# [Work required]
What follows is a block of records; reproduce all of it verbatim.

# [Supplied data]
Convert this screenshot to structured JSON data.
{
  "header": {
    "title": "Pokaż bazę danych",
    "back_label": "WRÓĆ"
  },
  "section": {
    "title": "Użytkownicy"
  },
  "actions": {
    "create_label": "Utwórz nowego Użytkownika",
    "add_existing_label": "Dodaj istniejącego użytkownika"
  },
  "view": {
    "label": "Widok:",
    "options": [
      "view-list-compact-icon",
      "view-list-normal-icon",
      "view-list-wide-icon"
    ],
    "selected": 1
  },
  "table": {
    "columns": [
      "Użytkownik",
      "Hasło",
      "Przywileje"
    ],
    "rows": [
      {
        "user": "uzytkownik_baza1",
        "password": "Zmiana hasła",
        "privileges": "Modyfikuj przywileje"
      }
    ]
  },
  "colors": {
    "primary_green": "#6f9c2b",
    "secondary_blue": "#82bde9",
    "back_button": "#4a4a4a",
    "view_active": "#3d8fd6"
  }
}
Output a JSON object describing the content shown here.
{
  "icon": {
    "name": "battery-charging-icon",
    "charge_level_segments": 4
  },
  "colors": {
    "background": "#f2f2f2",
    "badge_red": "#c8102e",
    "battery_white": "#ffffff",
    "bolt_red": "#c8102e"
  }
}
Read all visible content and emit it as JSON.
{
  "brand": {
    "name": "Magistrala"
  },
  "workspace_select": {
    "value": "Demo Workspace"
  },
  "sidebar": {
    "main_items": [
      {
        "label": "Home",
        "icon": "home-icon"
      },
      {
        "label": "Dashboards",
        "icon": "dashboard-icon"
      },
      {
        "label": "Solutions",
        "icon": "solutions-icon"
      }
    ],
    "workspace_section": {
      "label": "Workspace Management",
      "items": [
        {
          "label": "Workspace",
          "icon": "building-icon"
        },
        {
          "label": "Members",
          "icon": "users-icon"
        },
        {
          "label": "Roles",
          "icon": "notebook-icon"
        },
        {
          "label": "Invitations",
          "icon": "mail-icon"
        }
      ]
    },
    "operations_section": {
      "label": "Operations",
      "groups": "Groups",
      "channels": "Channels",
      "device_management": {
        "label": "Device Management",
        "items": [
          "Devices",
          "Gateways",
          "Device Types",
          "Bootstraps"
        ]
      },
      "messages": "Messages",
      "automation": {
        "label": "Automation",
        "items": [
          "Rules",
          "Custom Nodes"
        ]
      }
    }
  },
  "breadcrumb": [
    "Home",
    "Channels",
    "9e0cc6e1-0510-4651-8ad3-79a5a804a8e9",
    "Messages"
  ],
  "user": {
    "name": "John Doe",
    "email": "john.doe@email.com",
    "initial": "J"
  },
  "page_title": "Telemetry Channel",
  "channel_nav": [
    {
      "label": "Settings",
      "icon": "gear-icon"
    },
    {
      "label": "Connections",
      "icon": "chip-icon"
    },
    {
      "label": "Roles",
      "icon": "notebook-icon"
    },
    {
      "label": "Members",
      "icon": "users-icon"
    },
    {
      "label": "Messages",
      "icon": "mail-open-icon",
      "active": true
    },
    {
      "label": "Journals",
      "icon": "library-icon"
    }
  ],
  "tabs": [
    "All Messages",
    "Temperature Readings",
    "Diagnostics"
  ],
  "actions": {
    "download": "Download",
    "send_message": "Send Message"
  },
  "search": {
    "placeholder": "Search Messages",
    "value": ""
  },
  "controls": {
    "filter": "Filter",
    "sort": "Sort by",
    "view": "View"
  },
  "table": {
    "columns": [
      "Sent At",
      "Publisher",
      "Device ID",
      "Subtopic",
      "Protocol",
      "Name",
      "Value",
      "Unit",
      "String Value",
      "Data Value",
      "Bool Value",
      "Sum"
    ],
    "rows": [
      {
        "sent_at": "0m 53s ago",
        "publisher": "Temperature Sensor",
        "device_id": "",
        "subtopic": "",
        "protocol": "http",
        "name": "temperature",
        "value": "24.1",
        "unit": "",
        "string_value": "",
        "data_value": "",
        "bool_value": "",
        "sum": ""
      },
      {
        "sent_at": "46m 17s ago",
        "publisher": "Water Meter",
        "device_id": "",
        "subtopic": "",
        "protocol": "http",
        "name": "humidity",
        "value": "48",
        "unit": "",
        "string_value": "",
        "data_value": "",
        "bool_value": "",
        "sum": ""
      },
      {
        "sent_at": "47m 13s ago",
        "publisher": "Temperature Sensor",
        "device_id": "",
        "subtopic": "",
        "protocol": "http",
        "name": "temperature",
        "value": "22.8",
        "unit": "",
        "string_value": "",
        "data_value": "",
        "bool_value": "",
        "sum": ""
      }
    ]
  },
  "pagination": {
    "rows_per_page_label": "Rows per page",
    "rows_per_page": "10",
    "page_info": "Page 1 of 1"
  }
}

# [Exercise answer]
Convert this screenshot to structured JSON data.
{
  "header": {
    "title": "Pokaż bazę danych",
    "back_label": "WRÓĆ"
  },
  "section": {
    "title": "Użytkownicy"
  },
  "actions": {
    "create_label": "Utwórz nowego Użytkownika",
    "add_existing_label": "Dodaj istniejącego użytkownika"
  },
  "view": {
    "label": "Widok:",
    "options": [
      "view-list-compact-icon",
      "view-list-normal-icon",
      "view-list-wide-icon"
    ],
    "selected": 1
  },
  "table": {
    "columns": [
      "Użytkownik",
      "Hasło",
      "Przywileje"
    ],
    "rows": [
      {
        "user": "uzytkownik_baza1",
        "password": "Zmiana hasła",
        "privileges": "Modyfikuj przywileje"
      }
    ]
  },
  "colors": {
    "primary_green": "#6f9c2b",
    "secondary_blue": "#82bde9",
    "back_button": "#4a4a4a",
    "view_active": "#3d8fd6"
  }
}
Output a JSON object describing the content shown here.
{
  "icon": {
    "name": "battery-charging-icon",
    "charge_level_segments": 4
  },
  "colors": {
    "background": "#f2f2f2",
    "badge_red": "#c8102e",
    "battery_white": "#ffffff",
    "bolt_red": "#c8102e"
  }
}
Read all visible content and emit it as JSON.
{
  "brand": {
    "name": "Magistrala"
  },
  "workspace_select": {
    "value": "Demo Workspace"
  },
  "sidebar": {
    "main_items": [
      {
        "label": "Home",
        "icon": "home-icon"
      },
      {
        "label": "Dashboards",
        "icon": "dashboard-icon"
      },
      {
        "label": "Solutions",
        "icon": "solutions-icon"
      }
    ],
    "workspace_section": {
      "label": "Workspace Management",
      "items": [
        {
          "label": "Workspace",
          "icon": "building-icon"
        },
        {
          "label": "Members",
          "icon": "users-icon"
        },
        {
          "label": "Roles",
          "icon": "notebook-icon"
        },
        {
          "label": "Invitations",
          "icon": "mail-icon"
        }
      ]
    },
    "operations_section": {
      "label": "Operations",
      "groups": "Groups",
      "channels": "Channels",
      "device_management": {
        "label": "Device Management",
        "items": [
          "Devices",
          "Gateways",
          "Device Types",
          "Bootstraps"
        ]
      },
      "messages": "Messages",
      "automation": {
        "label": "Automation",
        "items": [
          "Rules",
          "Custom Nodes"
        ]
      }
    }
  },
  "breadcrumb": [
    "Home",
    "Channels",
    "9e0cc6e1-0510-4651-8ad3-79a5a804a8e9",
    "Messages"
  ],
  "user": {
    "name": "John Doe",
    "email": "john.doe@email.com",
    "initial": "J"
  },
  "page_title": "Telemetry Channel",
  "channel_nav": [
    {
      "label": "Settings",
      "icon": "gear-icon"
    },
    {
      "label": "Connections",
      "icon": "chip-icon"
    },
    {
      "label": "Roles",
      "icon": "notebook-icon"
    },
    {
      "label": "Members",
      "icon": "users-icon"
    },
    {
      "label": "Messages",
      "icon": "mail-open-icon",
      "active": true
    },
    {
      "label": "Journals",
      "icon": "library-icon"
    }
  ],
  "tabs": [
    "All Messages",
    "Temperature Readings",
    "Diagnostics"
  ],
  "actions": {
    "download": "Download",
    "send_message": "Send Message"
  },
  "search": {
    "placeholder": "Search Messages",
    "value": ""
  },
  "controls": {
    "filter": "Filter",
    "sort": "Sort by",
    "view": "View"
  },
  "table": {
    "columns": [
      "Sent At",
      "Publisher",
      "Device ID",
      "Subtopic",
      "Protocol",
      "Name",
      "Value",
      "Unit",
      "String Value",
      "Data Value",
      "Bool Value",
      "Sum"
    ],
    "rows": [
      {
        "sent_at": "0m 53s ago",
        "publisher": "Temperature Sensor",
        "device_id": "",
        "subtopic": "",
        "protocol": "http",
        "name": "temperature",
        "value": "24.1",
        "unit": "",
        "string_value": "",
        "data_value": "",
        "bool_value": "",
        "sum": ""
      },
      {
        "sent_at": "46m 17s ago",
        "publisher": "Water Meter",
        "device_id": "",
        "subtopic": "",
        "protocol": "http",
        "name": "humidity",
        "value": "48",
        "unit": "",
        "string_value": "",
        "data_value": "",
        "bool_value": "",
        "sum": ""
      },
      {
        "sent_at": "47m 13s ago",
        "publisher": "Temperature Sensor",
        "device_id": "",
        "subtopic": "",
        "protocol": "http",
        "name": "temperature",
        "value": "22.8",
        "unit": "",
        "string_value": "",
        "data_value": "",
        "bool_value": "",
        "sum": ""
      }
    ]
  },
  "pagination": {
    "rows_per_page_label": "Rows per page",
    "rows_per_page": "10",
    "page_info": "Page 1 of 1"
  }
}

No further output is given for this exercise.